Data extracted from a collection:
↓↓↓

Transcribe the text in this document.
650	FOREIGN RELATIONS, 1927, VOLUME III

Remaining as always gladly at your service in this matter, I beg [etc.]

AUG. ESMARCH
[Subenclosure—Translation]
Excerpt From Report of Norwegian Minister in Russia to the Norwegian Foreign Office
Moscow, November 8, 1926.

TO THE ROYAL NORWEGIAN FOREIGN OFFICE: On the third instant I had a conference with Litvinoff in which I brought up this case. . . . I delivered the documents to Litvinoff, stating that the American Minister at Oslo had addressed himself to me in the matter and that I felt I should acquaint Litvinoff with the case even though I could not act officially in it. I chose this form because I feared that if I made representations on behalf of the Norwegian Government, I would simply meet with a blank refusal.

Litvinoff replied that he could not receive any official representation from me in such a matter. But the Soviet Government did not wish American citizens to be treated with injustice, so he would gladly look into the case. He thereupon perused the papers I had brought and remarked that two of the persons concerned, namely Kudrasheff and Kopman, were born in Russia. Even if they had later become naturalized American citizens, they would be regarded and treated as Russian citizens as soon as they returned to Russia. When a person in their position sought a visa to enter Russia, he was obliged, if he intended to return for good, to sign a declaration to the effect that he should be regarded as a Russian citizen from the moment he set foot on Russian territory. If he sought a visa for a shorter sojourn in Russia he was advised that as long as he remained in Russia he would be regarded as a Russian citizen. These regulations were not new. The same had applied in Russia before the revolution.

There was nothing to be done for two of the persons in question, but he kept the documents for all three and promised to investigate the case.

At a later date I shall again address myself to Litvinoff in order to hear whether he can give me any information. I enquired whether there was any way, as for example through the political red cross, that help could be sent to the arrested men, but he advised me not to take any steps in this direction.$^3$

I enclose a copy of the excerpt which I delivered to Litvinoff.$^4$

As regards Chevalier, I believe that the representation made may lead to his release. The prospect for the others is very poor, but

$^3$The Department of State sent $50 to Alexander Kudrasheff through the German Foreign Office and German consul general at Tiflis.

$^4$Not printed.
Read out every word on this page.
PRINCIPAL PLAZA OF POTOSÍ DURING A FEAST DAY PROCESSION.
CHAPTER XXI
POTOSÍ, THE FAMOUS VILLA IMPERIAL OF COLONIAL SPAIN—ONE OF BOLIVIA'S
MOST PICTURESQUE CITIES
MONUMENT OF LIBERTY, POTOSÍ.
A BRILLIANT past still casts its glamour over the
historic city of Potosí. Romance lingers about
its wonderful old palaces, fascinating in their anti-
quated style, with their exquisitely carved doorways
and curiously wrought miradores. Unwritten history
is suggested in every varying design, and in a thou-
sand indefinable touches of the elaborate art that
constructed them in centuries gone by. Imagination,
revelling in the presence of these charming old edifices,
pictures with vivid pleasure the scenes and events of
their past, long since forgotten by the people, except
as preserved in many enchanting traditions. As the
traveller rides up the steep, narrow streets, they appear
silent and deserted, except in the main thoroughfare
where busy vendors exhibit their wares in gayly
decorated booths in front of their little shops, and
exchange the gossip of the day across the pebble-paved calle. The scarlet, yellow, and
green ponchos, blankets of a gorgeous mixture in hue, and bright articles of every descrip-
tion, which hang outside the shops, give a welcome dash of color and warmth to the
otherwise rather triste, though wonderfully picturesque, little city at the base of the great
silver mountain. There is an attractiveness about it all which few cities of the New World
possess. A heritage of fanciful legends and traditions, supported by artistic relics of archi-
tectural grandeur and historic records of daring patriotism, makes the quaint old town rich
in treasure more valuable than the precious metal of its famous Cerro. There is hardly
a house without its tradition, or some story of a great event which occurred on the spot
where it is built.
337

↑↑↑

#### WRITTEN TASK:
Reproduce every entry shown above, precisely as it stands.

#### OUTPUT OF THE TASK:
Transcribe the text in this document.
650	FOREIGN RELATIONS, 1927, VOLUME III

Remaining as always gladly at your service in this matter, I beg [etc.]

AUG. ESMARCH
[Subenclosure—Translation]
Excerpt From Report of Norwegian Minister in Russia to the Norwegian Foreign Office
Moscow, November 8, 1926.

TO THE ROYAL NORWEGIAN FOREIGN OFFICE: On the third instant I had a conference with Litvinoff in which I brought up this case. . . . I delivered the documents to Litvinoff, stating that the American Minister at Oslo had addressed himself to me in the matter and that I felt I should acquaint Litvinoff with the case even though I could not act officially in it. I chose this form because I feared that if I made representations on behalf of the Norwegian Government, I would simply meet with a blank refusal.

Litvinoff replied that he could not receive any official representation from me in such a matter. But the Soviet Government did not wish American citizens to be treated with injustice, so he would gladly look into the case. He thereupon perused the papers I had brought and remarked that two of the persons concerned, namely Kudrasheff and Kopman, were born in Russia. Even if they had later become naturalized American citizens, they would be regarded and treated as Russian citizens as soon as they returned to Russia. When a person in their position sought a visa to enter Russia, he was obliged, if he intended to return for good, to sign a declaration to the effect that he should be regarded as a Russian citizen from the moment he set foot on Russian territory. If he sought a visa for a shorter sojourn in Russia he was advised that as long as he remained in Russia he would be regarded as a Russian citizen. These regulations were not new. The same had applied in Russia before the revolution.

There was nothing to be done for two of the persons in question, but he kept the documents for all three and promised to investigate the case.

At a later date I shall again address myself to Litvinoff in order to hear whether he can give me any information. I enquired whether there was any way, as for example through the political red cross, that help could be sent to the arrested men, but he advised me not to take any steps in this direction.$^3$

I enclose a copy of the excerpt which I delivered to Litvinoff.$^4$

As regards Chevalier, I believe that the representation made may lead to his release. The prospect for the others is very poor, but

$^3$The Department of State sent $50 to Alexander Kudrasheff through the German Foreign Office and German consul general at Tiflis.

$^4$Not printed.
Read out every word on this page.
PRINCIPAL PLAZA OF POTOSÍ DURING A FEAST DAY PROCESSION.
CHAPTER XXI
POTOSÍ, THE FAMOUS VILLA IMPERIAL OF COLONIAL SPAIN—ONE OF BOLIVIA'S
MOST PICTURESQUE CITIES
MONUMENT OF LIBERTY, POTOSÍ.
A BRILLIANT past still casts its glamour over the
historic city of Potosí. Romance lingers about
its wonderful old palaces, fascinating in their anti-
quated style, with their exquisitely carved doorways
and curiously wrought miradores. Unwritten history
is suggested in every varying design, and in a thou-
sand indefinable touches of the elaborate art that
constructed them in centuries gone by. Imagination,
revelling in the presence of these charming old edifices,
pictures with vivid pleasure the scenes and events of
their past, long since forgotten by the people, except
as preserved in many enchanting traditions. As the
traveller rides up the steep, narrow streets, they appear
silent and deserted, except in the main thoroughfare
where busy vendors exhibit their wares in gayly
decorated booths in front of their little shops, and
exchange the gossip of the day across the pebble-paved calle. The scarlet, yellow, and
green ponchos, blankets of a gorgeous mixture in hue, and bright articles of every descrip-
tion, which hang outside the shops, give a welcome dash of color and warmth to the
otherwise rather triste, though wonderfully picturesque, little city at the base of the great
silver mountain. There is an attractiveness about it all which few cities of the New World
possess. A heritage of fanciful legends and traditions, supported by artistic relics of archi-
tectural grandeur and historic records of daring patriotism, makes the quaint old town rich
in treasure more valuable than the precious metal of its famous Cerro. There is hardly
a house without its tradition, or some story of a great event which occurred on the spot
where it is built.
337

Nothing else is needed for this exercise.